Extract, from the records beneath this instruction, each line that contains the word "peak".

=== LISTED ENTRIES ===

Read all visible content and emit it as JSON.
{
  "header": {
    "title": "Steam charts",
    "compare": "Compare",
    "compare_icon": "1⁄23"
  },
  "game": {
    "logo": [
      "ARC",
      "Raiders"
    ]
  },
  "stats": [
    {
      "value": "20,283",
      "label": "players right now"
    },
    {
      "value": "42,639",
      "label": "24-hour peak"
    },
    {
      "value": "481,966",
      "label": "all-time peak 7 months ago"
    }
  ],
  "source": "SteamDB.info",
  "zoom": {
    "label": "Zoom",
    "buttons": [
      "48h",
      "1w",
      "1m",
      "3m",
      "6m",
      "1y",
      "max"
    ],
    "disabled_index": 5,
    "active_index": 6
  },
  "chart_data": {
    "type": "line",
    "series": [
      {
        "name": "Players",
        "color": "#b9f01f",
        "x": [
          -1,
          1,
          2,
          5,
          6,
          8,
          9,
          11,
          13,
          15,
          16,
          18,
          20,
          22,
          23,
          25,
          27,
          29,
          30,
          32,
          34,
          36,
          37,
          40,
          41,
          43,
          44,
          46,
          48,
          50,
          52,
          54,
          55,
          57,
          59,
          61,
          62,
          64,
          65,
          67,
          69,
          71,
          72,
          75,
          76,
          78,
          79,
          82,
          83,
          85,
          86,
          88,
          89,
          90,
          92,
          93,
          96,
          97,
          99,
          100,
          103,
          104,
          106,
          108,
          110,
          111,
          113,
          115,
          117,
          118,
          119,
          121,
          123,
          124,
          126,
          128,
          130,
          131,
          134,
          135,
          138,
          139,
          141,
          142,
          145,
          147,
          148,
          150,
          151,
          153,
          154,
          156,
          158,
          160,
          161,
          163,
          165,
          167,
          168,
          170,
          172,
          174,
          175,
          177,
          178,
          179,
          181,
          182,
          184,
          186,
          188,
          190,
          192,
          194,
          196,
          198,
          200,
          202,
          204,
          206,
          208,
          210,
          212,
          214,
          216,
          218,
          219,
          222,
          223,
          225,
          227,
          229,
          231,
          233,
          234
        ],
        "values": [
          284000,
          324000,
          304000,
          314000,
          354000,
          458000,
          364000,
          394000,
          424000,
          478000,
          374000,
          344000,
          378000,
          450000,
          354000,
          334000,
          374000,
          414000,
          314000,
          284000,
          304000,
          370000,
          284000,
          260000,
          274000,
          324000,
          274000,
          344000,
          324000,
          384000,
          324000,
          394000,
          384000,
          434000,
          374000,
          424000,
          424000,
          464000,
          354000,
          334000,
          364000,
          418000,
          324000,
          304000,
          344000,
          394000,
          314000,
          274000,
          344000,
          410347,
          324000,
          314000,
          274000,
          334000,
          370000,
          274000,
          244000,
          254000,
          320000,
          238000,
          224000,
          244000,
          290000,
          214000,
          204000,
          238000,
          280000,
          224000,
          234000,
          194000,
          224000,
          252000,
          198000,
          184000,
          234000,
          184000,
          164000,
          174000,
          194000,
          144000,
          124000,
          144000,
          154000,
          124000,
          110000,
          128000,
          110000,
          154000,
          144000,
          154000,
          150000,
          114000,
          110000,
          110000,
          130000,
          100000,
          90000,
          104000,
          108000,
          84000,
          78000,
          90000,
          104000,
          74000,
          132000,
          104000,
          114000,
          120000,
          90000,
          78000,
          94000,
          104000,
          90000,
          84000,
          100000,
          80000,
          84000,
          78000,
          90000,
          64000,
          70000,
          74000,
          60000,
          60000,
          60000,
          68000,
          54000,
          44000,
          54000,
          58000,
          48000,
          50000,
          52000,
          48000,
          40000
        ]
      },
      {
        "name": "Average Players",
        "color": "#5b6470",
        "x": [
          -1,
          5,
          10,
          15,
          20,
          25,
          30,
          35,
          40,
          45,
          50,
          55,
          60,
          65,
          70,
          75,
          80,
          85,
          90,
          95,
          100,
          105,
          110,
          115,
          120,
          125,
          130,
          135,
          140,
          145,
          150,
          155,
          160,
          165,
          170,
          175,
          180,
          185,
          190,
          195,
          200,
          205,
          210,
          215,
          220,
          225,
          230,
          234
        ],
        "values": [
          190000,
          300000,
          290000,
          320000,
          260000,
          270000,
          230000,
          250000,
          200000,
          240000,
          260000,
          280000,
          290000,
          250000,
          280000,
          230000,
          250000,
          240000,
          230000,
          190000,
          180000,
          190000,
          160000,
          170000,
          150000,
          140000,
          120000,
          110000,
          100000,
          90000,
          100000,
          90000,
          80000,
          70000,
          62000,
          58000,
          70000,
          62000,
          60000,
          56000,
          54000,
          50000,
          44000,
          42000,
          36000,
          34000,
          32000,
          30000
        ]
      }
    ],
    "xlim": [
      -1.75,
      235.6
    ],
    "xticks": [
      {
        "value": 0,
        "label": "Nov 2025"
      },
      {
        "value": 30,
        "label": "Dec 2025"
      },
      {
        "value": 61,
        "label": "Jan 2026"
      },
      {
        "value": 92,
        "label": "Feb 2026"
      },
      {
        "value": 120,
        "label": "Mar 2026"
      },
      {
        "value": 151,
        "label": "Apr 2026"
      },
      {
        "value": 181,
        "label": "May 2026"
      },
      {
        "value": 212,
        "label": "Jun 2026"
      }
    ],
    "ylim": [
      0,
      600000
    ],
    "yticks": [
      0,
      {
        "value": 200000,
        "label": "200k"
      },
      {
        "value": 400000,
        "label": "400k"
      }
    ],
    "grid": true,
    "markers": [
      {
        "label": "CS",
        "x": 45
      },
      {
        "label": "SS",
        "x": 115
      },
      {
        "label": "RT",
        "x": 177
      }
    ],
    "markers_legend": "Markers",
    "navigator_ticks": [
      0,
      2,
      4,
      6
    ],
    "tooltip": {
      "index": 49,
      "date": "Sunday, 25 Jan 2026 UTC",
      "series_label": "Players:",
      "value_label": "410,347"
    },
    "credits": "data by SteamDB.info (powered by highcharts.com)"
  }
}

===

RESPONSE TO THIS EXERCISE:
      "label": "24-hour peak"
      "label": "all-time peak 7 months ago"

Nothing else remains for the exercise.